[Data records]
================================

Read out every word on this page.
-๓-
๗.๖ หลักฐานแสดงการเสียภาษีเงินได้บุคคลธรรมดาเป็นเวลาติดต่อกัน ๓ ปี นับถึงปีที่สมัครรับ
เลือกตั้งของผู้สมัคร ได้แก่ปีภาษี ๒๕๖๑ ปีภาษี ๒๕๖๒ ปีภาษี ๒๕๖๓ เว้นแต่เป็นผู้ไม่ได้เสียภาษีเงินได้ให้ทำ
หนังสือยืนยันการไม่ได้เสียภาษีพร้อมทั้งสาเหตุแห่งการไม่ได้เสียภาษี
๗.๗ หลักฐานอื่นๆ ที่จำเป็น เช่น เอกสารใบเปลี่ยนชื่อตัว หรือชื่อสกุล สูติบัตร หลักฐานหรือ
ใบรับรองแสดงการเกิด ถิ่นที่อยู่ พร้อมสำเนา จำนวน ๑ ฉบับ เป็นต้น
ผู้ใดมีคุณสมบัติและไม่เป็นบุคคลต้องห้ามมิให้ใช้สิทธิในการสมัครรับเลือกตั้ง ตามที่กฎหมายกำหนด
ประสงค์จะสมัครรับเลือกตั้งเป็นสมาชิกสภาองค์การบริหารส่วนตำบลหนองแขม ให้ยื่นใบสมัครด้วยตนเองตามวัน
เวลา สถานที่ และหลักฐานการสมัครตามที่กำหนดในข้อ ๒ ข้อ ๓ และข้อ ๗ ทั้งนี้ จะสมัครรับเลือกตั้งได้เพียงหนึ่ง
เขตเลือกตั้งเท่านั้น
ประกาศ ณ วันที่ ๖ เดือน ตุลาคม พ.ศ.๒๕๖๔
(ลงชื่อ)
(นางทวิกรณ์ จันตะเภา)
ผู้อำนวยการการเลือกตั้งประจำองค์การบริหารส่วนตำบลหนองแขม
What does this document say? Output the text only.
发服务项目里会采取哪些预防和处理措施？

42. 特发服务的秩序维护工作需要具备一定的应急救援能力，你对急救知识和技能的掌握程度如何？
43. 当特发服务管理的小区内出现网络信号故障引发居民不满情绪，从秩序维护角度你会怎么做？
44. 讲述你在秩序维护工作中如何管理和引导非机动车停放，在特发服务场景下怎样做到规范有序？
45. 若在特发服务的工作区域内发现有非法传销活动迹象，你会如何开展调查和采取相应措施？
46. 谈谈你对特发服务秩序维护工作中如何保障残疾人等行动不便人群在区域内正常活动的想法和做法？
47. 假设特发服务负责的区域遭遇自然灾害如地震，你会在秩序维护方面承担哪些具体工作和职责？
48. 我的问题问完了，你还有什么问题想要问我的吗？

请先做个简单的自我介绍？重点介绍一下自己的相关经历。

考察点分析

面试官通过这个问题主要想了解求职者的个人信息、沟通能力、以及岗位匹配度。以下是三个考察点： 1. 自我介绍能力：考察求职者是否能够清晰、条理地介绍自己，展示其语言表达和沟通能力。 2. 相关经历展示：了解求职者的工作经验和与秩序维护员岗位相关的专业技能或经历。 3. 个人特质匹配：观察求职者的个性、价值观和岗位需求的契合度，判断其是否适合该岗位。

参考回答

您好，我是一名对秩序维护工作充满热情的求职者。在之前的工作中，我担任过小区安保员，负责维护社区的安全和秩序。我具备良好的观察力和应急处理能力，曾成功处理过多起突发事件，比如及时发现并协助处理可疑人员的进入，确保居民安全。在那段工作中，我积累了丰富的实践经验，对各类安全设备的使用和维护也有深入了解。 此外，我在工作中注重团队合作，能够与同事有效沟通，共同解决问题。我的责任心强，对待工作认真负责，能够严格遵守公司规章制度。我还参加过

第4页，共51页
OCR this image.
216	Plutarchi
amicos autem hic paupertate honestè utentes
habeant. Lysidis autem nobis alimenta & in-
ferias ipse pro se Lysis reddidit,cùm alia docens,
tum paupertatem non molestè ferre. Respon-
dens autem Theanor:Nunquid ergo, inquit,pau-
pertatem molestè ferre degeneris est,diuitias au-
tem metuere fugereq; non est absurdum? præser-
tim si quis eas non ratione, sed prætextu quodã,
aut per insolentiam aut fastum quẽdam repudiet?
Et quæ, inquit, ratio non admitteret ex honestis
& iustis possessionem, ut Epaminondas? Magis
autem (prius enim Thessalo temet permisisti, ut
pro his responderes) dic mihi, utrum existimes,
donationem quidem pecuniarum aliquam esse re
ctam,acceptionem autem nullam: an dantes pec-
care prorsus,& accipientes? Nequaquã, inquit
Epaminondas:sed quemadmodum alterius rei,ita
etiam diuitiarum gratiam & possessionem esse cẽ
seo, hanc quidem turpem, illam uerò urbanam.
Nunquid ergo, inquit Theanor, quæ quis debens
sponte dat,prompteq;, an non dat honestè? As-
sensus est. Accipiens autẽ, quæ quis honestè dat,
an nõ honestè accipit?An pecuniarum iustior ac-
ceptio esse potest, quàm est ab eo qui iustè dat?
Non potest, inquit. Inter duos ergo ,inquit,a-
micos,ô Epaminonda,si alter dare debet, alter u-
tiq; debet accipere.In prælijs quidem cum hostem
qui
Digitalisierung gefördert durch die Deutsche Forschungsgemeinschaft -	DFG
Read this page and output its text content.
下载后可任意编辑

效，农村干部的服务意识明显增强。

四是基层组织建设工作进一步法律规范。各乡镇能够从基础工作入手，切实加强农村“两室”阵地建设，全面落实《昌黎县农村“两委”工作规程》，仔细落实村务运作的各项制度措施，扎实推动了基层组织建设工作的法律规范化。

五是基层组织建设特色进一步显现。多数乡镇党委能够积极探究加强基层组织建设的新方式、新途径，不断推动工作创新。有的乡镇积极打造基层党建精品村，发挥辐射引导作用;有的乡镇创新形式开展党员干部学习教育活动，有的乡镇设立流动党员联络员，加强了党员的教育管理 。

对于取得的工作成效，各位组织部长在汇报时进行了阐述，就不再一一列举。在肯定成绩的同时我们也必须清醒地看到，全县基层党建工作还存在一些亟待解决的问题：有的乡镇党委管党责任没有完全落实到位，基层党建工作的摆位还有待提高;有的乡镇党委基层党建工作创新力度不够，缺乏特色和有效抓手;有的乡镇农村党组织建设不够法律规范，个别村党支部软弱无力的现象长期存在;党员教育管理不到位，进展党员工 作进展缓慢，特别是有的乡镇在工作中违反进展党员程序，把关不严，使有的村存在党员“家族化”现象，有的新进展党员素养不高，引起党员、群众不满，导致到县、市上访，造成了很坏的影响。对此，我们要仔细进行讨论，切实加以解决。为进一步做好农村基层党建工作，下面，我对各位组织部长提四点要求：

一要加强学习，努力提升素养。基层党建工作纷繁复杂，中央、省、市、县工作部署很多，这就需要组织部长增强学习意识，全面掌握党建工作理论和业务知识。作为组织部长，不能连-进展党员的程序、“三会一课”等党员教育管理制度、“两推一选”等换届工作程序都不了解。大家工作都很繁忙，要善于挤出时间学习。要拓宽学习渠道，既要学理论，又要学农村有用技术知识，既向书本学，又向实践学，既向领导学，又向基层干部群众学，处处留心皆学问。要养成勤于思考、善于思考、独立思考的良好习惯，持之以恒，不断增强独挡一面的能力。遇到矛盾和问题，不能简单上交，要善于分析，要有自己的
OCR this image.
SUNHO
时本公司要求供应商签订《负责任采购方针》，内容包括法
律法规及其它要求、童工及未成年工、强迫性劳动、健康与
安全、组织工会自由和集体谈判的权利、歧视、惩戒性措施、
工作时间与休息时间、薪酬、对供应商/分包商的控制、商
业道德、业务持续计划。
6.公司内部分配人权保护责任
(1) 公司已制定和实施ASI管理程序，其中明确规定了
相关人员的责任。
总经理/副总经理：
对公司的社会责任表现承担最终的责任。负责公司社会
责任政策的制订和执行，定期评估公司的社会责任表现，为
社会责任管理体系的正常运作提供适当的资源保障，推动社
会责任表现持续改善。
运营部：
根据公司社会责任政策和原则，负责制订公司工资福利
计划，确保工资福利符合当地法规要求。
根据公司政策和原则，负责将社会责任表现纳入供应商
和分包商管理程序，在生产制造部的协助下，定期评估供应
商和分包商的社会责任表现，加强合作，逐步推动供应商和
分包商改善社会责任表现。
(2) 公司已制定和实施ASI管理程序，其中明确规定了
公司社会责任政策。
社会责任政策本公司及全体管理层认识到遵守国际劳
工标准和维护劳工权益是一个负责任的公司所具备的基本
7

================================

#### What the task asks:
Within the material above, find the lines that contain the word "autem"; copy them.

#### Expected answer:
amicos autem hic paupertate honestè utentes
habeant. Lysidis autem nobis alimenta & in-
dens autem Theanor:Nunquid ergo, inquit,pau-
autem (prius enim Thessalo temet permisisti, ut
ctam,acceptionem autem nullam: an dantes pec-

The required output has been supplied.